* [WHAT THE TASK ASKS]: Each entry must be given again exactly; images do not belong in the copy.

* [THE DATA]:
begin

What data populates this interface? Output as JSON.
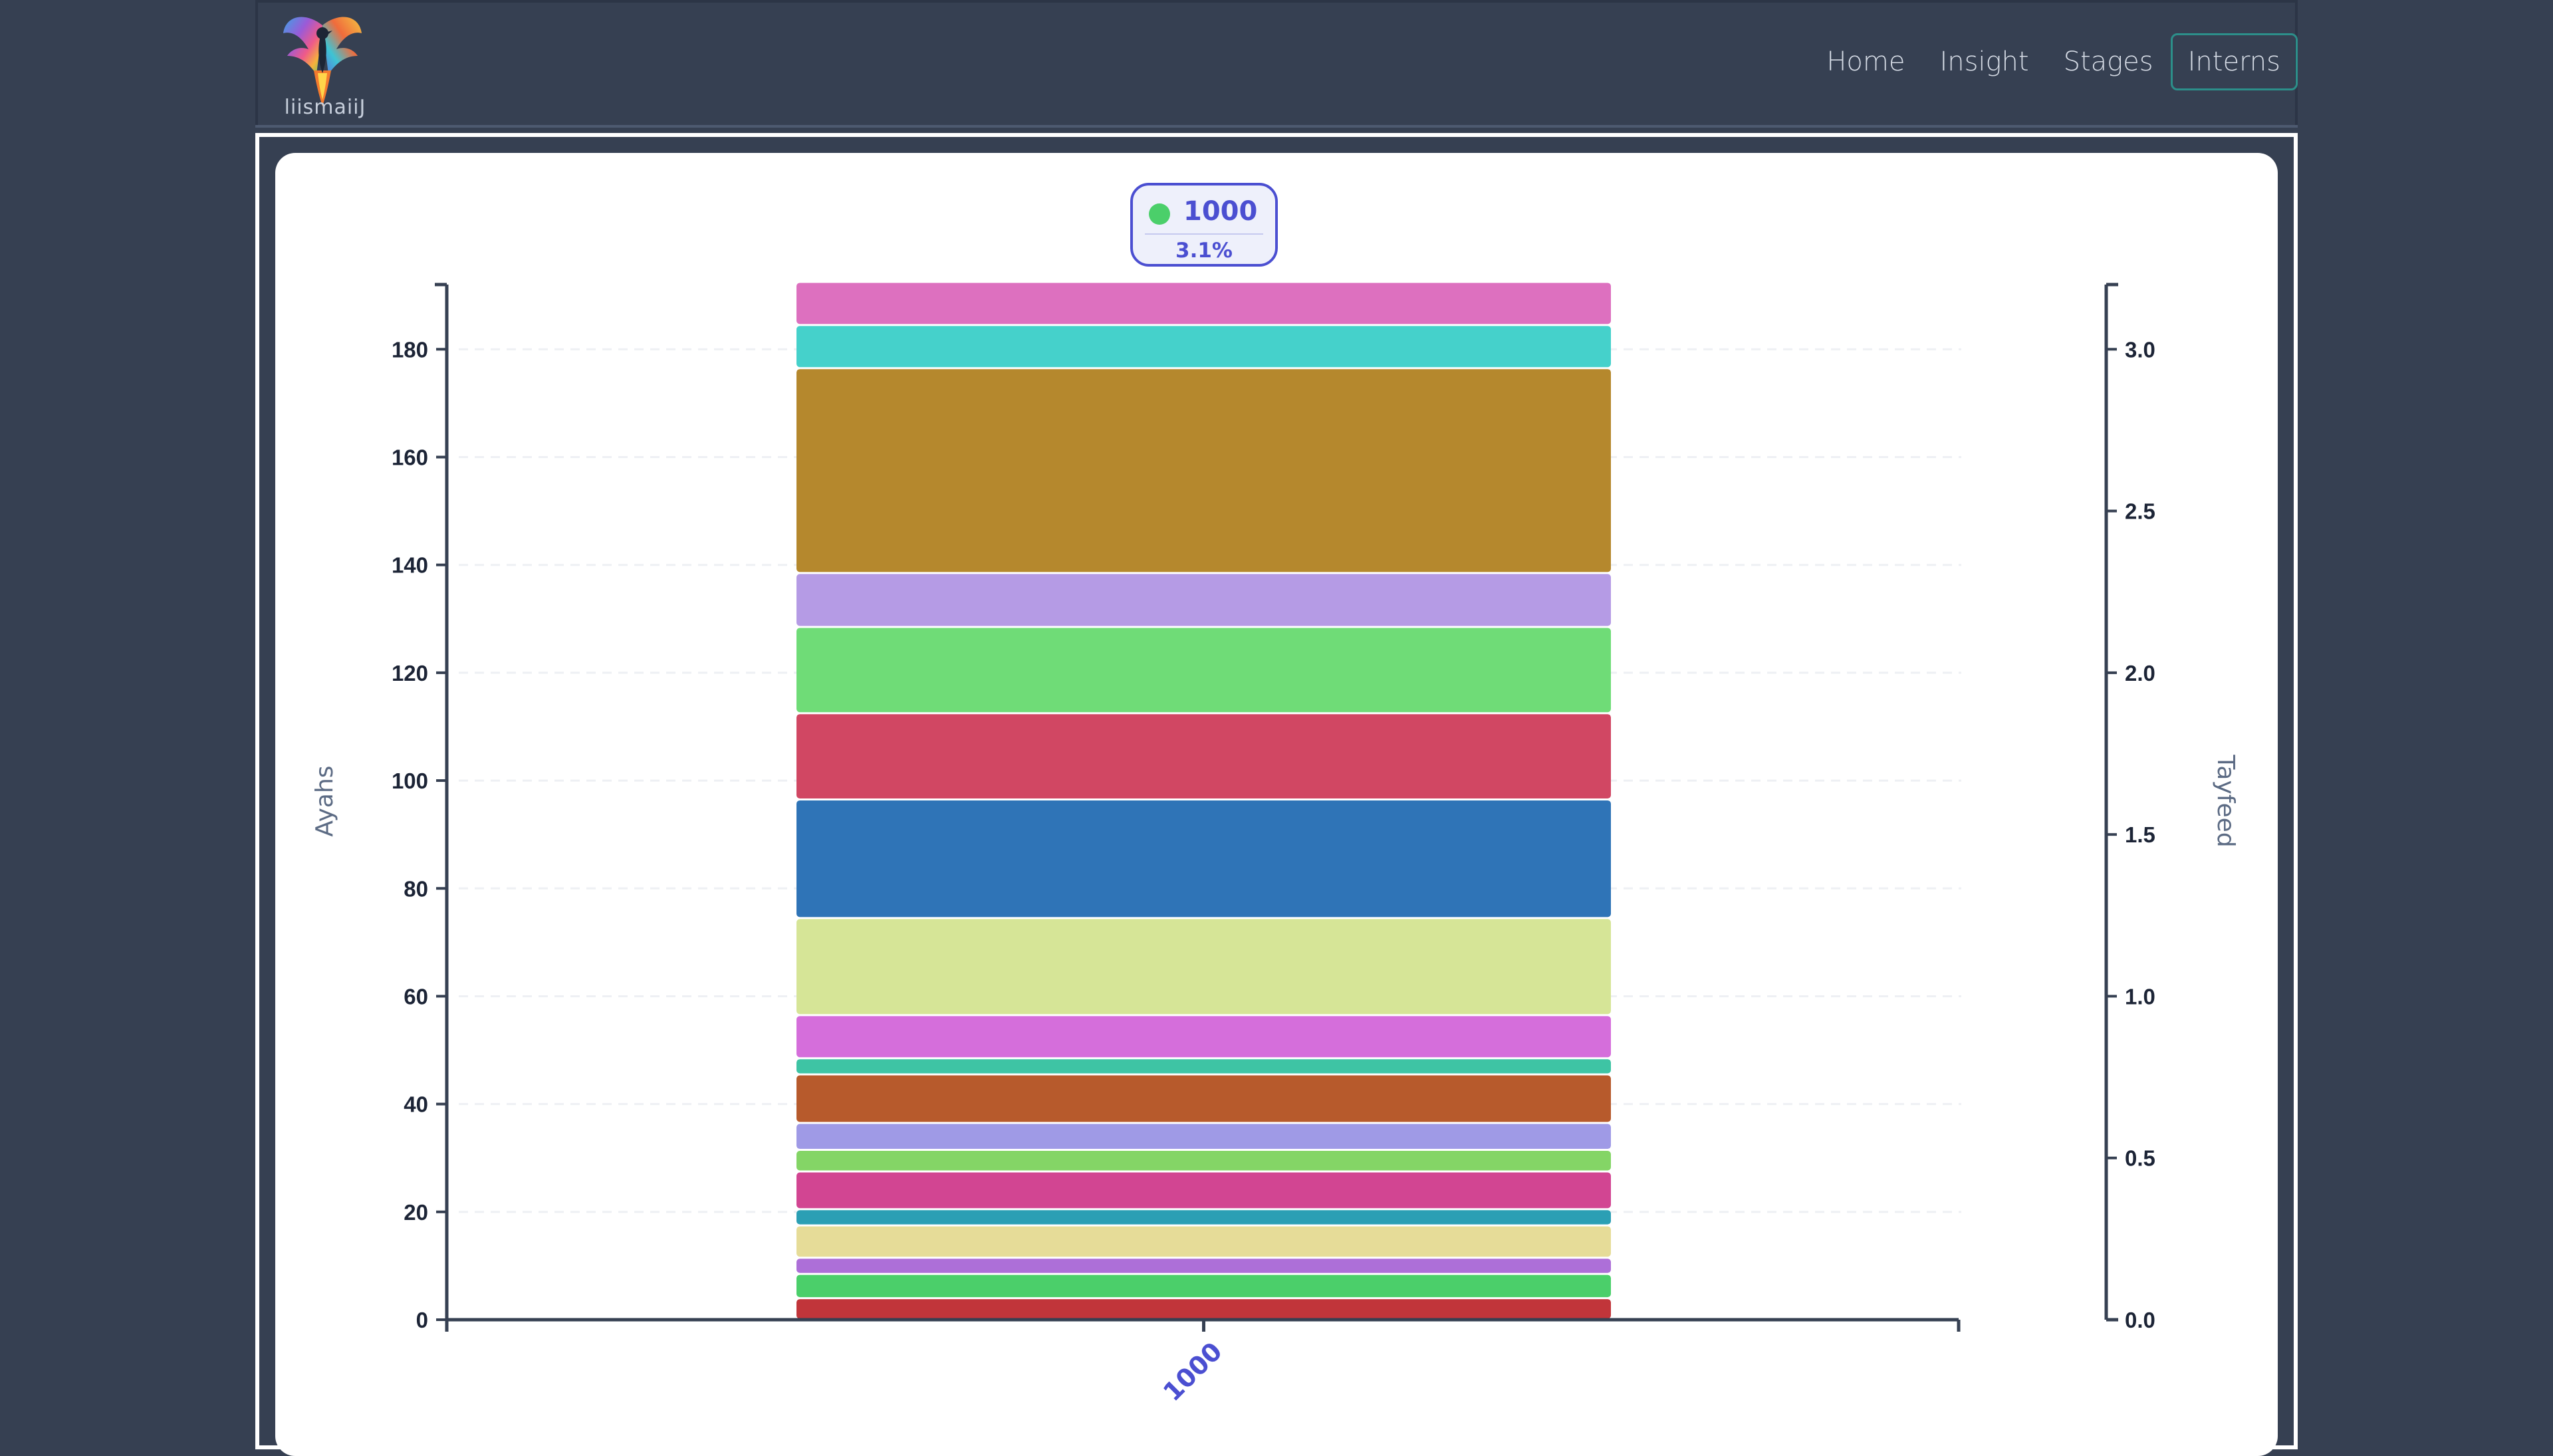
{
  "nav": {
    "logo_text": "liismaiiJ",
    "links": [
      {
        "label": "Home",
        "active": false
      },
      {
        "label": "Insight",
        "active": false
      },
      {
        "label": "Stages",
        "active": false
      },
      {
        "label": "Interns",
        "active": true
      }
    ]
  },
  "legend": {
    "label": "1000",
    "percent": "3.1%",
    "color": "#4bcf6a"
  },
  "chart_data": {
    "type": "bar",
    "stacked": true,
    "categories": [
      "1000"
    ],
    "ylabel": "Ayahs",
    "y2label": "Tayfeed",
    "ylim": [
      0,
      192
    ],
    "y2lim": [
      0,
      3.2
    ],
    "yticks": [
      0,
      20,
      40,
      60,
      80,
      100,
      120,
      140,
      160,
      180
    ],
    "y2ticks": [
      "0.0",
      "0.5",
      "1.0",
      "1.5",
      "2.0",
      "2.5",
      "3.0"
    ],
    "grid": true,
    "segments": [
      {
        "value": 4,
        "color": "#c1353a"
      },
      {
        "value": 4.5,
        "color": "#4bcf6a"
      },
      {
        "value": 3,
        "color": "#ad6fd8"
      },
      {
        "value": 6,
        "color": "#e6dc98"
      },
      {
        "value": 3,
        "color": "#2b9fb4"
      },
      {
        "value": 7,
        "color": "#d24592"
      },
      {
        "value": 4,
        "color": "#84d566"
      },
      {
        "value": 5,
        "color": "#9f9ae6"
      },
      {
        "value": 9,
        "color": "#b75a2c"
      },
      {
        "value": 3,
        "color": "#3ec4a4"
      },
      {
        "value": 8,
        "color": "#d56edb"
      },
      {
        "value": 18,
        "color": "#d6e597"
      },
      {
        "value": 22,
        "color": "#2f74b7"
      },
      {
        "value": 16,
        "color": "#d14763"
      },
      {
        "value": 16,
        "color": "#6fdc77"
      },
      {
        "value": 10,
        "color": "#b59be5"
      },
      {
        "value": 38,
        "color": "#b5882d"
      },
      {
        "value": 8,
        "color": "#45d1cb"
      },
      {
        "value": 8,
        "color": "#dd70bf"
      }
    ]
  }
}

end

* [RESPONSE TO THIS EXERCISE]:
What data populates this interface? Output as JSON.
{
  "nav": {
    "logo_text": "liismaiiJ",
    "links": [
      {
        "label": "Home",
        "active": false
      },
      {
        "label": "Insight",
        "active": false
      },
      {
        "label": "Stages",
        "active": false
      },
      {
        "label": "Interns",
        "active": true
      }
    ]
  },
  "legend": {
    "label": "1000",
    "percent": "3.1%",
    "color": "#4bcf6a"
  },
  "chart_data": {
    "type": "bar",
    "stacked": true,
    "categories": [
      "1000"
    ],
    "ylabel": "Ayahs",
    "y2label": "Tayfeed",
    "ylim": [
      0,
      192
    ],
    "y2lim": [
      0,
      3.2
    ],
    "yticks": [
      0,
      20,
      40,
      60,
      80,
      100,
      120,
      140,
      160,
      180
    ],
    "y2ticks": [
      "0.0",
      "0.5",
      "1.0",
      "1.5",
      "2.0",
      "2.5",
      "3.0"
    ],
    "grid": true,
    "segments": [
      {
        "value": 4,
        "color": "#c1353a"
      },
      {
        "value": 4.5,
        "color": "#4bcf6a"
      },
      {
        "value": 3,
        "color": "#ad6fd8"
      },
      {
        "value": 6,
        "color": "#e6dc98"
      },
      {
        "value": 3,
        "color": "#2b9fb4"
      },
      {
        "value": 7,
        "color": "#d24592"
      },
      {
        "value": 4,
        "color": "#84d566"
      },
      {
        "value": 5,
        "color": "#9f9ae6"
      },
      {
        "value": 9,
        "color": "#b75a2c"
      },
      {
        "value": 3,
        "color": "#3ec4a4"
      },
      {
        "value": 8,
        "color": "#d56edb"
      },
      {
        "value": 18,
        "color": "#d6e597"
      },
      {
        "value": 22,
        "color": "#2f74b7"
      },
      {
        "value": 16,
        "color": "#d14763"
      },
      {
        "value": 16,
        "color": "#6fdc77"
      },
      {
        "value": 10,
        "color": "#b59be5"
      },
      {
        "value": 38,
        "color": "#b5882d"
      },
      {
        "value": 8,
        "color": "#45d1cb"
      },
      {
        "value": 8,
        "color": "#dd70bf"
      }
    ]
  }
}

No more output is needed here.